> _Directions for this task_:
What is the number of lines in the data holding the word "обеспечения"? Give that number by itself.

— Begin —

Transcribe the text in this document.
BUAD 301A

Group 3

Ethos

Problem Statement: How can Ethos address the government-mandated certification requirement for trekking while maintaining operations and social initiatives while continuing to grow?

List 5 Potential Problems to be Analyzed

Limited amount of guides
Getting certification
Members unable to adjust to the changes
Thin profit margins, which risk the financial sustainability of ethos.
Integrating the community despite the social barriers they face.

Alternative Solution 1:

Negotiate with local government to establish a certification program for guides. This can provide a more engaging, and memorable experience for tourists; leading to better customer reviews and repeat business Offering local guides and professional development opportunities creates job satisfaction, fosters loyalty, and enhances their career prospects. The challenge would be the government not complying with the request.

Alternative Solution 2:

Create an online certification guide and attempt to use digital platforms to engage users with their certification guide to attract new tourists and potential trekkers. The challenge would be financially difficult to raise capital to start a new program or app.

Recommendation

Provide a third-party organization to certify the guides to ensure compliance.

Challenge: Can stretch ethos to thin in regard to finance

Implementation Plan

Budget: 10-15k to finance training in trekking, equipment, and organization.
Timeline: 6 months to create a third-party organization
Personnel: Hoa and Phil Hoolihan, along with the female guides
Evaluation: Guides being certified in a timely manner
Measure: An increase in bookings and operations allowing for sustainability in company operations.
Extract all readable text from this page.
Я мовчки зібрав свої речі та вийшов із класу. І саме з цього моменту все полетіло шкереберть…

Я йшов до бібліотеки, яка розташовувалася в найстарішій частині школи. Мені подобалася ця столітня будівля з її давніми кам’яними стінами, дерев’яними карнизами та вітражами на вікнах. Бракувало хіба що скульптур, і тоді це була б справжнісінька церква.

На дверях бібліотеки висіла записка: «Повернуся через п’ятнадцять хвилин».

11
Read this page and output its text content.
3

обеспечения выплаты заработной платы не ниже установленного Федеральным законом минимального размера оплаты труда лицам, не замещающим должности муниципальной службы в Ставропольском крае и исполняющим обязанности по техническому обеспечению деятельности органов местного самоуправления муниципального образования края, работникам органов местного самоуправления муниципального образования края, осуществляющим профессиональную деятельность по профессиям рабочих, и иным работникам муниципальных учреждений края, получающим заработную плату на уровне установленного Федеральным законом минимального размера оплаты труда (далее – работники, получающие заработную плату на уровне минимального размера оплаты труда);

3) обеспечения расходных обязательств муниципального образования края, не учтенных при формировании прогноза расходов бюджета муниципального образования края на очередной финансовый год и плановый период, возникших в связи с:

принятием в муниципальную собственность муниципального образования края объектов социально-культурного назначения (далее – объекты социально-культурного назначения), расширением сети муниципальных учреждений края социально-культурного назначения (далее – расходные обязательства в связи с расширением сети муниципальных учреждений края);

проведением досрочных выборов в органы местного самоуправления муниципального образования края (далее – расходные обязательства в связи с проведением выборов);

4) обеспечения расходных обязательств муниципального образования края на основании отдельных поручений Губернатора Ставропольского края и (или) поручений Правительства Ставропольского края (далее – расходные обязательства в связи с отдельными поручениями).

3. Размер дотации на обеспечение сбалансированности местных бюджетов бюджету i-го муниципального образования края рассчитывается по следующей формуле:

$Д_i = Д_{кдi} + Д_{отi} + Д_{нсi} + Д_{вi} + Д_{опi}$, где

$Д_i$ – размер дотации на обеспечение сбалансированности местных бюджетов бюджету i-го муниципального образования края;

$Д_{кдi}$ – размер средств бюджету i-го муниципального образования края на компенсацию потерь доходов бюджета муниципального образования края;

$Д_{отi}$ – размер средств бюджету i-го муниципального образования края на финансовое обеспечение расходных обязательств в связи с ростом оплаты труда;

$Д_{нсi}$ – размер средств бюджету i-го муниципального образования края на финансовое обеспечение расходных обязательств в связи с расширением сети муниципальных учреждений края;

— End —

> _Finished task_:
3